*READING TEXT*.
If you are new to function decomposition, start with the paper that appeared in IEEE Intelligent Systems and their Applications [2]. It describes the basic decomposition algorithm that deals with multi-valued attributes and class, and discovers classifiers that are 100% consistent with original data sets. We named this algorithm as minimal-complexity decomposition, as the method thrives to decomposition the original data set to a set of smaller data sets. An extended version of this paper appeared in the book by H. Liu and H. Motoda [3].

Minimal-complexity decomposition is in the detail described in the paper that appeared in Artificial Intelligence Journal [5]. The shorter version of this paper was presented in ICML-97 [4]. Different partition selection methods are investigated in the paper published in Informatica [11].

A paper at KDD-97 [6] presents how function decomposition can be viewed within a data mining framework. It is in this paper that we first introduce the so-called "supervised" function decomposition, that is, a function decomposition that is to guided by the human expert in selecting the concepts that are worth constructing. The idea was pushed further by allowing the expert to, if needed, change or suggest some parts of the functions that are discovered by decomposition [10], but further investigations (and a program with a nice user interface) is needed. How function decomposition may be considered as a tool to automatically construct a decision support models was presented at ISDSS-1997 [7].

Noise handling in function decomposition is one of the main contributions of the PhD Thesis by B. Zupan [1]. This part of the Thesis was subsequently presented at ICML-2000 [8].

*SUPPLIED INFORMATION*.
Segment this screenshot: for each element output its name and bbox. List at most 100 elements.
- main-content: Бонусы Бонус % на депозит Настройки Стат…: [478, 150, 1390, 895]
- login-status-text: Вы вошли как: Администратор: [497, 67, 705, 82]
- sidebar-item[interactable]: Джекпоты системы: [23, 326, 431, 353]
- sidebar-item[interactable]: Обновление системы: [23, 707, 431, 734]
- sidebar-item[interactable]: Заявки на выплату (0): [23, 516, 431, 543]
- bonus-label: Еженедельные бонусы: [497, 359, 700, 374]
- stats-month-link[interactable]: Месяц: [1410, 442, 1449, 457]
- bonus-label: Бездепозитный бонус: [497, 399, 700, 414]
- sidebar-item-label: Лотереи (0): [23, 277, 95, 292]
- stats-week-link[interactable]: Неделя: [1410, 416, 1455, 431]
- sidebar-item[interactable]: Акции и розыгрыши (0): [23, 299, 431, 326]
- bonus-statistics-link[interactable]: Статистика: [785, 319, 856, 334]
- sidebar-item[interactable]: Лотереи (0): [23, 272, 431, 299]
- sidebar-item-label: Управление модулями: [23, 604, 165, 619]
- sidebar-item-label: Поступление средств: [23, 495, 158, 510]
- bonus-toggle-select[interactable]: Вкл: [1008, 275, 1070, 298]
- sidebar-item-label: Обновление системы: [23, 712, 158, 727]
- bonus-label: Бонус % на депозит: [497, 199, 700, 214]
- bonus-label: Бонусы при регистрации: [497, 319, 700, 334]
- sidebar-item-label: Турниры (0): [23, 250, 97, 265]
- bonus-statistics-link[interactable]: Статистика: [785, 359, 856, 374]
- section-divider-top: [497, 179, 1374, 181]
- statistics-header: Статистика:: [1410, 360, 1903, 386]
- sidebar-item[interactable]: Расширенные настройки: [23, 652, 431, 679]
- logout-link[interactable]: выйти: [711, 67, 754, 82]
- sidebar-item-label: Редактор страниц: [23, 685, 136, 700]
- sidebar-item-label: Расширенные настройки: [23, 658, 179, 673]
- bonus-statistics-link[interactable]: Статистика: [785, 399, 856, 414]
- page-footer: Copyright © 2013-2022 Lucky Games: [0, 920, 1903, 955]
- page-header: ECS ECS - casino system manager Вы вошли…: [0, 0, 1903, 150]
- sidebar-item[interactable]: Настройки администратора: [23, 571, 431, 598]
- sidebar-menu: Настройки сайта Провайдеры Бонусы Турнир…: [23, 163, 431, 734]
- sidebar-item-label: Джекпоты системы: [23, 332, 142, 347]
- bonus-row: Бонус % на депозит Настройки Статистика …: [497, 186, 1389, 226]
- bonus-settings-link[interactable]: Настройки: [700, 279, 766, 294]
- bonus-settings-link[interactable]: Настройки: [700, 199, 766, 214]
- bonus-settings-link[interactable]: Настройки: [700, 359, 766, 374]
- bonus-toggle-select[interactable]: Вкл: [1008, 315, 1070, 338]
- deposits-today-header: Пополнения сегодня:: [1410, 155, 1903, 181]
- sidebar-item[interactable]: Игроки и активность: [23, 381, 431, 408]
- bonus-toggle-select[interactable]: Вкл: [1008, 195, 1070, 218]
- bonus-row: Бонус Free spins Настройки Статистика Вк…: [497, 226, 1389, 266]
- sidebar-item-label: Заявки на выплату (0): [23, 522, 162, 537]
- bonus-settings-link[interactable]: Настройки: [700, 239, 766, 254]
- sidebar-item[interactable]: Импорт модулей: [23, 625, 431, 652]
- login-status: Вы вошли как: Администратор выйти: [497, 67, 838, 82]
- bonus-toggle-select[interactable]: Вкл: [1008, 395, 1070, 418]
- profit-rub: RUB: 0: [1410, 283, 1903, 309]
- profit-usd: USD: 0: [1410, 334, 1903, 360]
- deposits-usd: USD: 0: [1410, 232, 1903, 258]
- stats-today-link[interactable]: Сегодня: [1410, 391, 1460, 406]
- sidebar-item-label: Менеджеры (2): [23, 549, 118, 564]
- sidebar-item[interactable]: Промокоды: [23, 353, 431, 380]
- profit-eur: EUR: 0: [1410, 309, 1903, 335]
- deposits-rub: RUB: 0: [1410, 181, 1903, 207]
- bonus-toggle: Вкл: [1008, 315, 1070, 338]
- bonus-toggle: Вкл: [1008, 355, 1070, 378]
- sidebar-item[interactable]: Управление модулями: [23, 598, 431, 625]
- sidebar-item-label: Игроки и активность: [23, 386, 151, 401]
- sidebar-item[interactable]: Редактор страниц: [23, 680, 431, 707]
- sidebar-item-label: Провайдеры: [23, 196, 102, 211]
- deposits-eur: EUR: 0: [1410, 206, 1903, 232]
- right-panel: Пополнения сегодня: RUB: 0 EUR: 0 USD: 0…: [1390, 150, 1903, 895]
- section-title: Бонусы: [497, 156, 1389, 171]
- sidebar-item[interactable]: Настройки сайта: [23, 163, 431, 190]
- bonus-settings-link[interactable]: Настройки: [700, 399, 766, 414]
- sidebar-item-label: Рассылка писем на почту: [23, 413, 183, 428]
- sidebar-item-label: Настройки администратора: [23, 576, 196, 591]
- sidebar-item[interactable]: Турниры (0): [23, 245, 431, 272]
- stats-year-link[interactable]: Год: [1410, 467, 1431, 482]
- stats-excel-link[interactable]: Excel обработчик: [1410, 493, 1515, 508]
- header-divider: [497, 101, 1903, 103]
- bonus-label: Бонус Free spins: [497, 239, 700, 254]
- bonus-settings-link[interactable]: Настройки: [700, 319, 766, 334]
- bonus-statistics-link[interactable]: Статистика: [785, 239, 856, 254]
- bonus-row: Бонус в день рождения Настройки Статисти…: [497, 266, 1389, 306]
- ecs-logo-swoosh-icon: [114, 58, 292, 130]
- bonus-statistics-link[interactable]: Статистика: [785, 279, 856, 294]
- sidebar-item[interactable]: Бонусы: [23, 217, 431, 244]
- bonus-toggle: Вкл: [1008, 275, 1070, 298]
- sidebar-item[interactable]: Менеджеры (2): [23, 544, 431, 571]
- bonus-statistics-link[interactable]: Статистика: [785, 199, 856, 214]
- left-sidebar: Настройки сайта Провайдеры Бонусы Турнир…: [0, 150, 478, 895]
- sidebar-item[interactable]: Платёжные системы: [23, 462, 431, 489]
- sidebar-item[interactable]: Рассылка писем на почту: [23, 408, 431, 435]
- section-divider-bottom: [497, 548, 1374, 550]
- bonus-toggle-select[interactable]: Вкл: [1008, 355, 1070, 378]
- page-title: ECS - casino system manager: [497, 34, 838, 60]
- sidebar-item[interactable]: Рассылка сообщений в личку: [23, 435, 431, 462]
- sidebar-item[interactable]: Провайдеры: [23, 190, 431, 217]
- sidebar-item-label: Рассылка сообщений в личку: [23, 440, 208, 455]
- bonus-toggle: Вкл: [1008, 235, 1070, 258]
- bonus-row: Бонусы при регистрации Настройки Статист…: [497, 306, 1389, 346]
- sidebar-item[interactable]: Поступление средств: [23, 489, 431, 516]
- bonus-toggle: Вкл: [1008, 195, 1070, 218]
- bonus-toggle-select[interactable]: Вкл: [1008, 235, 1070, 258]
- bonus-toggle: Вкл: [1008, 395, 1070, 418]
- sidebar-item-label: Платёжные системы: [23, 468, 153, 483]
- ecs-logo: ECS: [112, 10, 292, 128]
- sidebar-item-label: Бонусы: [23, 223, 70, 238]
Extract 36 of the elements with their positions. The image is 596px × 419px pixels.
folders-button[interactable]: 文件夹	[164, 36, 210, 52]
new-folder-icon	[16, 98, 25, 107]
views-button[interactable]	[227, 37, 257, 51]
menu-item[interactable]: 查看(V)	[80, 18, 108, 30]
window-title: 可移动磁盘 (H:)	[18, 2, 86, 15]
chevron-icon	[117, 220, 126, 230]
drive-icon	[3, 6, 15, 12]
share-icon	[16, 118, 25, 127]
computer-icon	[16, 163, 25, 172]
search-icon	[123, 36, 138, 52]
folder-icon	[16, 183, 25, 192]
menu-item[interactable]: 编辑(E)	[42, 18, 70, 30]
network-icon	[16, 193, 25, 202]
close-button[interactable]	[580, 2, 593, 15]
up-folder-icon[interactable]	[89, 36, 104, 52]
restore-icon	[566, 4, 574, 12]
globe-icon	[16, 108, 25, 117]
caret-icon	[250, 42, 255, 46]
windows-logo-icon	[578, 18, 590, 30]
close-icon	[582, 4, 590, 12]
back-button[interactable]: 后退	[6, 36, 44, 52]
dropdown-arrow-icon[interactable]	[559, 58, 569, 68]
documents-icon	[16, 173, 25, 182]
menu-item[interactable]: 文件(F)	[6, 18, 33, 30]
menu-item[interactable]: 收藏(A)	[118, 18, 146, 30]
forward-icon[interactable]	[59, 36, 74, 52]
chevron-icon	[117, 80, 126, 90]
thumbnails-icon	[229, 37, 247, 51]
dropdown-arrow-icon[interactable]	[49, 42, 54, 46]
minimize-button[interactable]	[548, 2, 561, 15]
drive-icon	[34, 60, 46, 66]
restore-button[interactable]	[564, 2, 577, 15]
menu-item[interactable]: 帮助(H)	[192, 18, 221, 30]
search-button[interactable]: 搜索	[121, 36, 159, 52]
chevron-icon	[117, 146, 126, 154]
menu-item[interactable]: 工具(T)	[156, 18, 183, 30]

*GOAL OF THE EXERCISE*. Continue the reading guide to function decomposition papers, picking up right after its final sentence.

*RESULT OF THE EXERCISE*.
Function decomposition and its application in handling continuous data was only marginally studied. One of the few attempts to deal with this problem was presented at ECML-97 [9].


[Disclaimer: We are making the pre-prints of the papers available in PDF. To see the printed version of the papers, please check original publication.]

[1] Zupan B: Machine learning based on function decomposition. PhD Thesis, University of Ljubljana, 1997.

[2] Zupan B, Bohanec M, Demsar J, Bratko I: Feature transformation by function decomposition . IEEE Intelligent Systems & Their Applications, 1998, vol. 13, pages 38-43.

[3] Zupan B, Bohanec M, Demsar J, Bratko I: Feature transformation by function decomposition, In: Feature extraction, construction and selection: a data mining perspective (Liu H, Motoda H, eds.), Kluwer, Boston, 1998, pages 325-340.

[4] Zupan B, Bohanec M, Bratko I, Demsar J: Machine learning by function decomposition, In: Machine Learning: Proceedings of the Fourteenth International Conference (ICML'97), Nashville, Tennessee, July 1997, pages 421-429.

[5] Zupan B, Bohanec M, Demsar J, Bratko I: Learning by discovering concept hierarchies. Artificial Intelligence, 1999, vol. 109, pages 211-242.

[6] Zupan B, Bohanec M, Bratko I, Cestnik B: A dataset decomposition approach to data mining and machine discovery. In: Proceedings of the Third International Conference on Knowledge Discovery and Data Mining, Newport Beach, CA, August 1997, pages 299-302.

[7] Bohanec M, Zupan B, Bratko I, Cestnik B: A function-decomposition method for development of hierarchical multi-attribute decision models, In: Proceedings of the Fourth Conference of the International Society for Decision Support Systems: Lausanne, Switzerland, July 1997, pages 503-514.

[8] Zupan B, Bratko I, Bohanec M, Demsar J: Induction of concept hierarchies from noisy data, In: Proceedings of the Seventeenth International Conference on Machine Learning, (ICML-200): June 2000, San Francisco, CA, 2000, pages 1199-1206.

[9] Demsar J, Zupan B, Bohanec M, Bratko I: Constructing intermediate concepts by decomposition of real functions, In: Proceedings of the 9th European Conference on Machine Learning, Prague, Czech Republic, April 1997, pages 93-107.

[10] Krisper M, Zupan B: Synthesis of hierarchical decision support models from socioeconomic data, In: Procedeeings of the Information Society Conference, Ljubljana, Slovenia, 1998, pages 60-63.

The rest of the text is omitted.